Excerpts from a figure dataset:
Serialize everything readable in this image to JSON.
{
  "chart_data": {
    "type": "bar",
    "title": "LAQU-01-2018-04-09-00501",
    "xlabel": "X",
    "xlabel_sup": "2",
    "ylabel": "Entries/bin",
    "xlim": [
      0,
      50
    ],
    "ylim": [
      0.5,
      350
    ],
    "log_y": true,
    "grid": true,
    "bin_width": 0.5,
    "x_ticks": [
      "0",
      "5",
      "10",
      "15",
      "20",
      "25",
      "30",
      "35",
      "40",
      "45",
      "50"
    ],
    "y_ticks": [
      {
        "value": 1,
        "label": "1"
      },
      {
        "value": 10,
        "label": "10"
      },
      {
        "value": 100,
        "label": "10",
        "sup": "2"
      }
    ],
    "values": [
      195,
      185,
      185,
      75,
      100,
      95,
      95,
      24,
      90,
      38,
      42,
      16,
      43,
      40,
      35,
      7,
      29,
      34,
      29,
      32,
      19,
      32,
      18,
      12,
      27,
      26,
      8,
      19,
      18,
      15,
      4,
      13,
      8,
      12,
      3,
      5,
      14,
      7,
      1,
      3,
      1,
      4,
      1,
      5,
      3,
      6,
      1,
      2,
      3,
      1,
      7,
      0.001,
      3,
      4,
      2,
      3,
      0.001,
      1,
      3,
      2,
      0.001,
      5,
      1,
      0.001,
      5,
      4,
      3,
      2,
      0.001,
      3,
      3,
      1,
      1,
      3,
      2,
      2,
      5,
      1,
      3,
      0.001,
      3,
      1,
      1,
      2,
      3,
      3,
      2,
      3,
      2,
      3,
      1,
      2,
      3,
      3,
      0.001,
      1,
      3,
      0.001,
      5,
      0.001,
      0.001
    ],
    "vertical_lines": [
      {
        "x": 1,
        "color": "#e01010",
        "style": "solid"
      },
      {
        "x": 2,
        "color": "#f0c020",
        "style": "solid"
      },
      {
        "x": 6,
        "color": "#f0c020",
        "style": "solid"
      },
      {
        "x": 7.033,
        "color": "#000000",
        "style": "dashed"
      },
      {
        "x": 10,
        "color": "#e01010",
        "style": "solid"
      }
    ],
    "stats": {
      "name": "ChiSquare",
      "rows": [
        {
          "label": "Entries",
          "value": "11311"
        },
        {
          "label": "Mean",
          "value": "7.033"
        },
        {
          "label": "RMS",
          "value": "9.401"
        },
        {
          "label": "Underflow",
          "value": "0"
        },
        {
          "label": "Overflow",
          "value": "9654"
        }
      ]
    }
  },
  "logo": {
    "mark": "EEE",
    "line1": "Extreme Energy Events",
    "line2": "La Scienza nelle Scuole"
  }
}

> **THE REQUEST**
Above are some records; extract every one of them exactly.

> **FINAL RESULT**
Serialize everything readable in this image to JSON.
{
  "chart_data": {
    "type": "bar",
    "title": "LAQU-01-2018-04-09-00501",
    "xlabel": "X",
    "xlabel_sup": "2",
    "ylabel": "Entries/bin",
    "xlim": [
      0,
      50
    ],
    "ylim": [
      0.5,
      350
    ],
    "log_y": true,
    "grid": true,
    "bin_width": 0.5,
    "x_ticks": [
      "0",
      "5",
      "10",
      "15",
      "20",
      "25",
      "30",
      "35",
      "40",
      "45",
      "50"
    ],
    "y_ticks": [
      {
        "value": 1,
        "label": "1"
      },
      {
        "value": 10,
        "label": "10"
      },
      {
        "value": 100,
        "label": "10",
        "sup": "2"
      }
    ],
    "values": [
      195,
      185,
      185,
      75,
      100,
      95,
      95,
      24,
      90,
      38,
      42,
      16,
      43,
      40,
      35,
      7,
      29,
      34,
      29,
      32,
      19,
      32,
      18,
      12,
      27,
      26,
      8,
      19,
      18,
      15,
      4,
      13,
      8,
      12,
      3,
      5,
      14,
      7,
      1,
      3,
      1,
      4,
      1,
      5,
      3,
      6,
      1,
      2,
      3,
      1,
      7,
      0.001,
      3,
      4,
      2,
      3,
      0.001,
      1,
      3,
      2,
      0.001,
      5,
      1,
      0.001,
      5,
      4,
      3,
      2,
      0.001,
      3,
      3,
      1,
      1,
      3,
      2,
      2,
      5,
      1,
      3,
      0.001,
      3,
      1,
      1,
      2,
      3,
      3,
      2,
      3,
      2,
      3,
      1,
      2,
      3,
      3,
      0.001,
      1,
      3,
      0.001,
      5,
      0.001,
      0.001
    ],
    "vertical_lines": [
      {
        "x": 1,
        "color": "#e01010",
        "style": "solid"
      },
      {
        "x": 2,
        "color": "#f0c020",
        "style": "solid"
      },
      {
        "x": 6,
        "color": "#f0c020",
        "style": "solid"
      },
      {
        "x": 7.033,
        "color": "#000000",
        "style": "dashed"
      },
      {
        "x": 10,
        "color": "#e01010",
        "style": "solid"
      }
    ],
    "stats": {
      "name": "ChiSquare",
      "rows": [
        {
          "label": "Entries",
          "value": "11311"
        },
        {
          "label": "Mean",
          "value": "7.033"
        },
        {
          "label": "RMS",
          "value": "9.401"
        },
        {
          "label": "Underflow",
          "value": "0"
        },
        {
          "label": "Overflow",
          "value": "9654"
        }
      ]
    }
  },
  "logo": {
    "mark": "EEE",
    "line1": "Extreme Energy Events",
    "line2": "La Scienza nelle Scuole"
  }
}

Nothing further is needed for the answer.